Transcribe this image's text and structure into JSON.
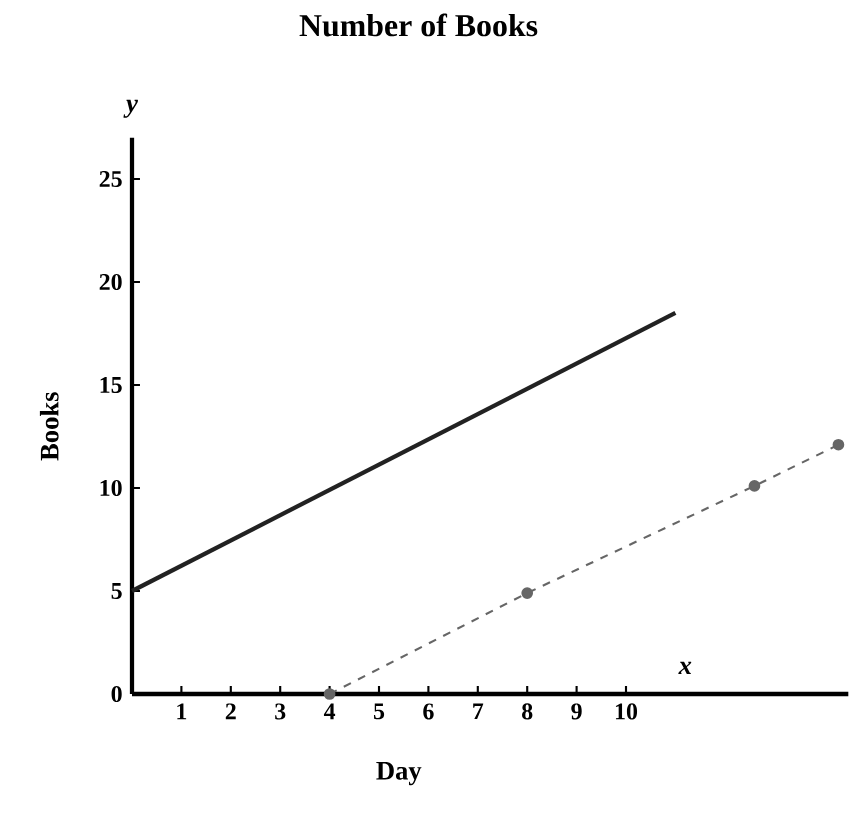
{
  "chart_data": {
    "type": "line",
    "title": "Number of Books",
    "xlabel": "Day",
    "ylabel": "Books",
    "annotations": [
      "y",
      "x"
    ],
    "xlim": [
      0,
      14.5
    ],
    "ylim": [
      0,
      27
    ],
    "xticks": [
      {
        "value": 0,
        "label": null
      },
      1,
      2,
      3,
      4,
      5,
      6,
      7,
      8,
      9,
      10
    ],
    "yticks": [
      0,
      5,
      10,
      15,
      20,
      25
    ],
    "grid": false,
    "series": [
      {
        "color": "#222222",
        "x": [
          0,
          11
        ],
        "values": [
          5,
          18.5
        ],
        "line_style": "solid",
        "marker": "none"
      },
      {
        "color": "#666666",
        "x": [
          4,
          8,
          12.6,
          14.3
        ],
        "values": [
          0,
          4.9,
          10.1,
          12.1
        ],
        "line_style": "dashed",
        "marker": "circle"
      }
    ]
  }
}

********************

Stated goal
Transcribe the records above exactly as they appear, leaving out any pictures.

Task result
Transcribe this image's text and structure into JSON.
{
  "chart_data": {
    "type": "line",
    "title": "Number of Books",
    "xlabel": "Day",
    "ylabel": "Books",
    "annotations": [
      "y",
      "x"
    ],
    "xlim": [
      0,
      14.5
    ],
    "ylim": [
      0,
      27
    ],
    "xticks": [
      {
        "value": 0,
        "label": null
      },
      1,
      2,
      3,
      4,
      5,
      6,
      7,
      8,
      9,
      10
    ],
    "yticks": [
      0,
      5,
      10,
      15,
      20,
      25
    ],
    "grid": false,
    "series": [
      {
        "color": "#222222",
        "x": [
          0,
          11
        ],
        "values": [
          5,
          18.5
        ],
        "line_style": "solid",
        "marker": "none"
      },
      {
        "color": "#666666",
        "x": [
          4,
          8,
          12.6,
          14.3
        ],
        "values": [
          0,
          4.9,
          10.1,
          12.1
        ],
        "line_style": "dashed",
        "marker": "circle"
      }
    ]
  }
}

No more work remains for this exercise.